[Data records]

______________________________

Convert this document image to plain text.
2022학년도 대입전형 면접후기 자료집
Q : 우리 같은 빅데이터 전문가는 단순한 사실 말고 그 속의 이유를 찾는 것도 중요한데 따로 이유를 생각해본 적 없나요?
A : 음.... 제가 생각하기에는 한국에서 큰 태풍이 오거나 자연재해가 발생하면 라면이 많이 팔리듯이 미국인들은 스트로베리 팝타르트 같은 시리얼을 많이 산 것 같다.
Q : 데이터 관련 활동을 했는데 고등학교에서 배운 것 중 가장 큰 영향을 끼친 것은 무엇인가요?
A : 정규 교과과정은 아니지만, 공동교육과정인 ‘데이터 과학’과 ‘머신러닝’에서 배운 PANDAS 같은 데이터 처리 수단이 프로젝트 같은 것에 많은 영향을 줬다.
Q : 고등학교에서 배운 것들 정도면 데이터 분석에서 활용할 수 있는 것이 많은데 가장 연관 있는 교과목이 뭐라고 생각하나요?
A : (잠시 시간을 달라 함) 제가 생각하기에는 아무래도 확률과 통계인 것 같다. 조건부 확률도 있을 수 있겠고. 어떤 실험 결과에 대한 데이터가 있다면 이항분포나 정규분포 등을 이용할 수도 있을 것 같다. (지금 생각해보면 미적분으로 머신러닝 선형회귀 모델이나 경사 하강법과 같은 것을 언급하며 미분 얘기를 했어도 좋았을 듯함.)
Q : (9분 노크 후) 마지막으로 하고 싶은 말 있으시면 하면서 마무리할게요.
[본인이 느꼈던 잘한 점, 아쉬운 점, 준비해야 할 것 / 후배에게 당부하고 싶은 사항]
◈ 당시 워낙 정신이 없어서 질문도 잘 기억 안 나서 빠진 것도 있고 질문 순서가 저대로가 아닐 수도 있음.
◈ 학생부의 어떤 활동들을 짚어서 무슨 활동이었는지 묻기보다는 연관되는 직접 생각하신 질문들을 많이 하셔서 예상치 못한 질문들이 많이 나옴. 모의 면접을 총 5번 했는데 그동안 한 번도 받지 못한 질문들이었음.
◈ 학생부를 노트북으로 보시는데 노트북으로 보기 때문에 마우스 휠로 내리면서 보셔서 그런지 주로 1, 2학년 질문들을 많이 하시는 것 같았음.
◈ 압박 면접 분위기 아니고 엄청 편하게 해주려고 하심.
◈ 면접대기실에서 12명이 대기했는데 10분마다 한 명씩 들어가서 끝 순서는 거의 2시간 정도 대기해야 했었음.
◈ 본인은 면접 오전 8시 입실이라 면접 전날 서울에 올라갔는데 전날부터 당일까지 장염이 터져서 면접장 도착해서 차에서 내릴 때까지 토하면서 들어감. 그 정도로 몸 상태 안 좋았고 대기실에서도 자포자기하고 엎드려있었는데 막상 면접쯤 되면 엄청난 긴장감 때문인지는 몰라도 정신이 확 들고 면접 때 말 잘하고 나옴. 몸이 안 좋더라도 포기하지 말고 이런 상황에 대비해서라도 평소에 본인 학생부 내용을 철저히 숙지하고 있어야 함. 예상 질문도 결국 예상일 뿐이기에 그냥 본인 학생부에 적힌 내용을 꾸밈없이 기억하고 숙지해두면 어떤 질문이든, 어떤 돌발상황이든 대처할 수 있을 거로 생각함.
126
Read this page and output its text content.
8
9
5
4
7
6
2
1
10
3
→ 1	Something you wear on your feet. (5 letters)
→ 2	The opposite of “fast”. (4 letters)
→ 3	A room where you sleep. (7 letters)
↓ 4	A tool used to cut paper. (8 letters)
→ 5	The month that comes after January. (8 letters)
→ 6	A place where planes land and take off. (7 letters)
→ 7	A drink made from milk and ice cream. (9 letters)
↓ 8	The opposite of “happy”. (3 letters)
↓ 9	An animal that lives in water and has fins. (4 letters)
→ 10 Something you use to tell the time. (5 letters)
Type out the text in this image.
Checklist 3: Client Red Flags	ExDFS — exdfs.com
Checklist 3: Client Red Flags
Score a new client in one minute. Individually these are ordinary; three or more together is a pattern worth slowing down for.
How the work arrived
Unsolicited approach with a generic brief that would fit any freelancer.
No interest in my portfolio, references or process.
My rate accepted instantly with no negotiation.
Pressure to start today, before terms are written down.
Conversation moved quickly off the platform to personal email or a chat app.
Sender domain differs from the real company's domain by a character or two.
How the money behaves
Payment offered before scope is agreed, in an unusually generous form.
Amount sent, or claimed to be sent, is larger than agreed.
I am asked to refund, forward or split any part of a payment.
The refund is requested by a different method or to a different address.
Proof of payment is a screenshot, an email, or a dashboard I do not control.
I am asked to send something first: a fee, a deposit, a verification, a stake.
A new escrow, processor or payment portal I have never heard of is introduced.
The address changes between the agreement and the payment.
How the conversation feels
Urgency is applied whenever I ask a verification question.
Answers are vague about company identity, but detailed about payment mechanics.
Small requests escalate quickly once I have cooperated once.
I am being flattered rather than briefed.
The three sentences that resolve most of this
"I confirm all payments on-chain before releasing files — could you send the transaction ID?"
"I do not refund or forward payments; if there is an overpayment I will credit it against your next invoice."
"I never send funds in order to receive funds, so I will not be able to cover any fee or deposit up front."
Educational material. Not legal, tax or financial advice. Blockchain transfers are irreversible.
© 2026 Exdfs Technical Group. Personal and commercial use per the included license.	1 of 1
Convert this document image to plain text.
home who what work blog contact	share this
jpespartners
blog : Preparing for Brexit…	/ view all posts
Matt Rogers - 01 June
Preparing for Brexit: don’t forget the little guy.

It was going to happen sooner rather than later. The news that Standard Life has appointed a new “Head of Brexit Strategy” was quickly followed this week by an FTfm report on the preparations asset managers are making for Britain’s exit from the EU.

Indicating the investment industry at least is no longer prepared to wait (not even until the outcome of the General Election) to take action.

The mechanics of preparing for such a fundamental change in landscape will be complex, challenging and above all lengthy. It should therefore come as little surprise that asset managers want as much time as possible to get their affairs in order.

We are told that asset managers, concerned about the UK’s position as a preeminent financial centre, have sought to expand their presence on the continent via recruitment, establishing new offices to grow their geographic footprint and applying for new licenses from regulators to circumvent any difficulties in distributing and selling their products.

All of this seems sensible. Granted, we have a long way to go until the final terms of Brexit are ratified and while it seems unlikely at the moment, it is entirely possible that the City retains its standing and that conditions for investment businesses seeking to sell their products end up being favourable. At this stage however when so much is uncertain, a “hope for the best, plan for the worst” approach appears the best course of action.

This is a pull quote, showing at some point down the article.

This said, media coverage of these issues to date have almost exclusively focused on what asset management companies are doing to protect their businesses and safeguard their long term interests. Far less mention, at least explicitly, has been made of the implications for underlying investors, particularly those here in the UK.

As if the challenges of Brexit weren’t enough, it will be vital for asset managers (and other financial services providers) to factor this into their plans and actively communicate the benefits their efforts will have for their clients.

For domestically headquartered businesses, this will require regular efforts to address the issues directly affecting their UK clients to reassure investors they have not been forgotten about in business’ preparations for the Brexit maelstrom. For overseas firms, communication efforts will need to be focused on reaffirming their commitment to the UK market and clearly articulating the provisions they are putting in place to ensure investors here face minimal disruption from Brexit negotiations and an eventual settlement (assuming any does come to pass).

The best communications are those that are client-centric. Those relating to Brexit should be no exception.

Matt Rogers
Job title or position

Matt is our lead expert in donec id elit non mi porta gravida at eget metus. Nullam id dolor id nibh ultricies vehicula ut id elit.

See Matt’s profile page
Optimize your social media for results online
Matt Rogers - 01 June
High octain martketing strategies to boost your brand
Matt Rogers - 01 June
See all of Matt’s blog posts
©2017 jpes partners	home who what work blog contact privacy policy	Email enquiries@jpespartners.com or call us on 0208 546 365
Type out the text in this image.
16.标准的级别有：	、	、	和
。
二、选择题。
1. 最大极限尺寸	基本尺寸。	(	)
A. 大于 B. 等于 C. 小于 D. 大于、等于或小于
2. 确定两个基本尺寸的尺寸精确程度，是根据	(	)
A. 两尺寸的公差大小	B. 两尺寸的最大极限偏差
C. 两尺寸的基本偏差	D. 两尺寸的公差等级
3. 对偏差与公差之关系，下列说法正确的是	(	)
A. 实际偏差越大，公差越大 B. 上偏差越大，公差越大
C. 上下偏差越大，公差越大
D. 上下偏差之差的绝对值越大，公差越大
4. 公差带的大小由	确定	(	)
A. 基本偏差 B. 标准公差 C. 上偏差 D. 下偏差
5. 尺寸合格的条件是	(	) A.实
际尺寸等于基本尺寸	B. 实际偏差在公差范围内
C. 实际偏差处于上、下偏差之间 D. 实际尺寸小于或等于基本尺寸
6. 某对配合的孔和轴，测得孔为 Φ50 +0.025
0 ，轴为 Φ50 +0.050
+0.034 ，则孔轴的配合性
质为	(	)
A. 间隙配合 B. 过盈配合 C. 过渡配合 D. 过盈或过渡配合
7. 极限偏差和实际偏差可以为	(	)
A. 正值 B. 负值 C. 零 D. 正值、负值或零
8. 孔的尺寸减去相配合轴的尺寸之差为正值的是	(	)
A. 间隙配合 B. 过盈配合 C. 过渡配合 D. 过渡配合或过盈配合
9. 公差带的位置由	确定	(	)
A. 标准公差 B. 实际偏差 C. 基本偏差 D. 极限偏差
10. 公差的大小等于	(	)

______________________________

### Short task
Copy each line above that contains the string "deposit".

### Completed task
I am asked to send something first: a fee, a deposit, a verification, a stake.
"I never send funds in order to receive funds, so I will not be able to cover any fee or deposit up front."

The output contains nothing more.